> WHAT IS ASKED: Which lines in the records below contain the word "المؤسسات"? Copy each one out.

══════════════════════════════

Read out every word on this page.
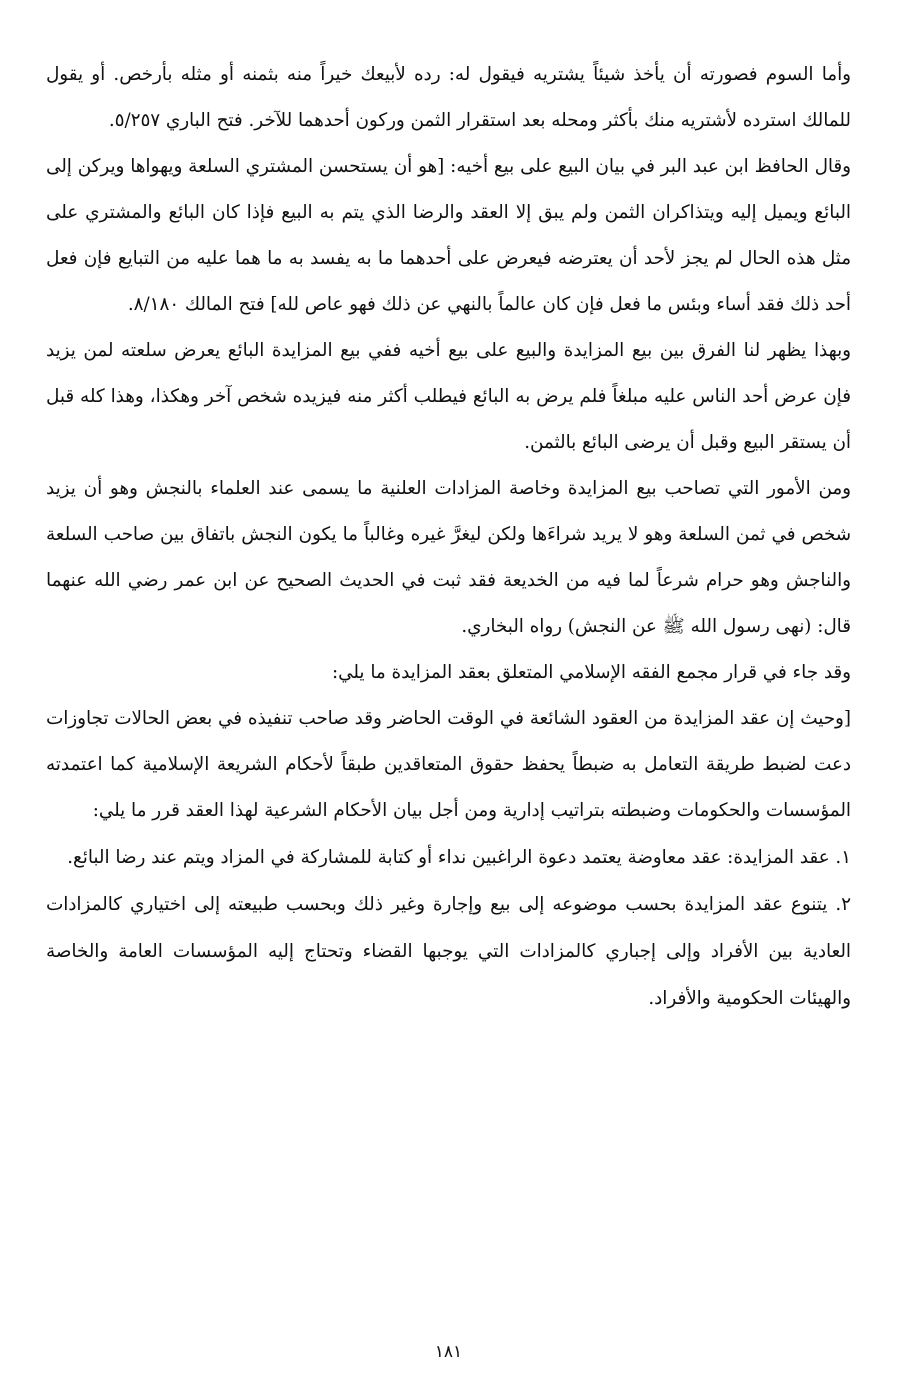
وأما السوم فصورته أن يأخذ شيئاً يشتريه فيقول له: رده لأبيعك خيراً منه بثمنه أو مثله بأرخص. أو يقول للمالك استرده لأشتريه منك بأكثر ومحله بعد استقرار الثمن وركون أحدهما للآخر. فتح الباري ٥/٢٥٧.

وقال الحافظ ابن عبد البر في بيان البيع على بيع أخيه: [هو أن يستحسن المشتري السلعة ويهواها ويركن إلى البائع ويميل إليه ويتذاكران الثمن ولم يبق إلا العقد والرضا الذي يتم به البيع فإذا كان البائع والمشتري على مثل هذه الحال لم يجز لأحد أن يعترضه فيعرض على أحدهما ما به يفسد به ما هما عليه من التبايع فإن فعل أحد ذلك فقد أساء وبئس ما فعل فإن كان عالماً بالنهي عن ذلك فهو عاص لله] فتح المالك ٨/١٨٠.

وبهذا يظهر لنا الفرق بين بيع المزايدة والبيع على بيع أخيه ففي بيع المزايدة البائع يعرض سلعته لمن يزيد فإن عرض أحد الناس عليه مبلغاً فلم يرض به البائع فيطلب أكثر منه فيزيده شخص آخر وهكذا، وهذا كله قبل أن يستقر البيع وقبل أن يرضى البائع بالثمن.

ومن الأمور التي تصاحب بيع المزايدة وخاصة المزادات العلنية ما يسمى عند العلماء بالنجش وهو أن يزيد شخص في ثمن السلعة وهو لا يريد شراءَها ولكن ليغرَّ غيره وغالباً ما يكون النجش باتفاق بين صاحب السلعة والناجش وهو حرام شرعاً لما فيه من الخديعة فقد ثبت في الحديث الصحيح عن ابن عمر رضي الله عنهما قال: (نهى رسول الله ﷺ عن النجش) رواه البخاري.

وقد جاء في قرار مجمع الفقه الإسلامي المتعلق بعقد المزايدة ما يلي:

[وحيث إن عقد المزايدة من العقود الشائعة في الوقت الحاضر وقد صاحب تنفيذه في بعض الحالات تجاوزات دعت لضبط طريقة التعامل به ضبطاً يحفظ حقوق المتعاقدين طبقاً لأحكام الشريعة الإسلامية كما اعتمدته المؤسسات والحكومات وضبطته بتراتيب إدارية ومن أجل بيان الأحكام الشرعية لهذا العقد قرر ما يلي:

١. عقد المزايدة: عقد معاوضة يعتمد دعوة الراغبين نداء أو كتابة للمشاركة في المزاد ويتم عند رضا البائع.

٢. يتنوع عقد المزايدة بحسب موضوعه إلى بيع وإجارة وغير ذلك وبحسب طبيعته إلى اختياري كالمزادات العادية بين الأفراد وإلى إجباري كالمزادات التي يوجبها القضاء وتحتاج إليه المؤسسات العامة والخاصة والهيئات الحكومية والأفراد.

١٨١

══════════════════════════════

> CORRECT ANSWER:
[وحيث إن عقد المزايدة من العقود الشائعة في الوقت الحاضر وقد صاحب تنفيذه في بعض الحالات تجاوزات دعت لضبط طريقة التعامل به ضبطاً يحفظ حقوق المتعاقدين طبقاً لأحكام الشريعة الإسلامية كما اعتمدته المؤسسات والحكومات وضبطته بتراتيب إدارية ومن أجل بيان الأحكام الشرعية لهذا العقد قرر ما يلي:
٢. يتنوع عقد المزايدة بحسب موضوعه إلى بيع وإجارة وغير ذلك وبحسب طبيعته إلى اختياري كالمزادات العادية بين الأفراد وإلى إجباري كالمزادات التي يوجبها القضاء وتحتاج إليه المؤسسات العامة والخاصة والهيئات الحكومية والأفراد.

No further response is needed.